(Stored data)
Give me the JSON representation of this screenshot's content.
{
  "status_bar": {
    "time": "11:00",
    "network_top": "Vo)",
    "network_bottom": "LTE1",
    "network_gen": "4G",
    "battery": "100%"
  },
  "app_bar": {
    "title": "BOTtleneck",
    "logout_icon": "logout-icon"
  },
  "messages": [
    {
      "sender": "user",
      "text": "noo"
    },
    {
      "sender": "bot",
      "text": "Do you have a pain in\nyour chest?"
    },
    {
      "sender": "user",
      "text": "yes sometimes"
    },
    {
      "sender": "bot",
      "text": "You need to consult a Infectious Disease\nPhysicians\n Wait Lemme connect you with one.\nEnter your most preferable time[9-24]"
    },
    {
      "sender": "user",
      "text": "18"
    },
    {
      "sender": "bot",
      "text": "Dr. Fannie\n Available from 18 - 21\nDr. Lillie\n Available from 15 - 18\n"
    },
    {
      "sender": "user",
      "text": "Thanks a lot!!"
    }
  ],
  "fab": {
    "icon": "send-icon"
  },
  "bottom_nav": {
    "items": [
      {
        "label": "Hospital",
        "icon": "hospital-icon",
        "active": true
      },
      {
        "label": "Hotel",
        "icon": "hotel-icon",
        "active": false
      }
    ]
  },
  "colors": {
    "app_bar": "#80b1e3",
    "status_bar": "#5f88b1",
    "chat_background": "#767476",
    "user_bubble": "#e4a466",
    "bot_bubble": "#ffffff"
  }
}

What the exercise asks
Print out the whole listing exactly as it appears.

Finished task
Give me the JSON representation of this screenshot's content.
{
  "status_bar": {
    "time": "11:00",
    "network_top": "Vo)",
    "network_bottom": "LTE1",
    "network_gen": "4G",
    "battery": "100%"
  },
  "app_bar": {
    "title": "BOTtleneck",
    "logout_icon": "logout-icon"
  },
  "messages": [
    {
      "sender": "user",
      "text": "noo"
    },
    {
      "sender": "bot",
      "text": "Do you have a pain in\nyour chest?"
    },
    {
      "sender": "user",
      "text": "yes sometimes"
    },
    {
      "sender": "bot",
      "text": "You need to consult a Infectious Disease\nPhysicians\n Wait Lemme connect you with one.\nEnter your most preferable time[9-24]"
    },
    {
      "sender": "user",
      "text": "18"
    },
    {
      "sender": "bot",
      "text": "Dr. Fannie\n Available from 18 - 21\nDr. Lillie\n Available from 15 - 18\n"
    },
    {
      "sender": "user",
      "text": "Thanks a lot!!"
    }
  ],
  "fab": {
    "icon": "send-icon"
  },
  "bottom_nav": {
    "items": [
      {
        "label": "Hospital",
        "icon": "hospital-icon",
        "active": true
      },
      {
        "label": "Hotel",
        "icon": "hotel-icon",
        "active": false
      }
    ]
  },
  "colors": {
    "app_bar": "#80b1e3",
    "status_bar": "#5f88b1",
    "chat_background": "#767476",
    "user_bubble": "#e4a466",
    "bot_bubble": "#ffffff"
  }
}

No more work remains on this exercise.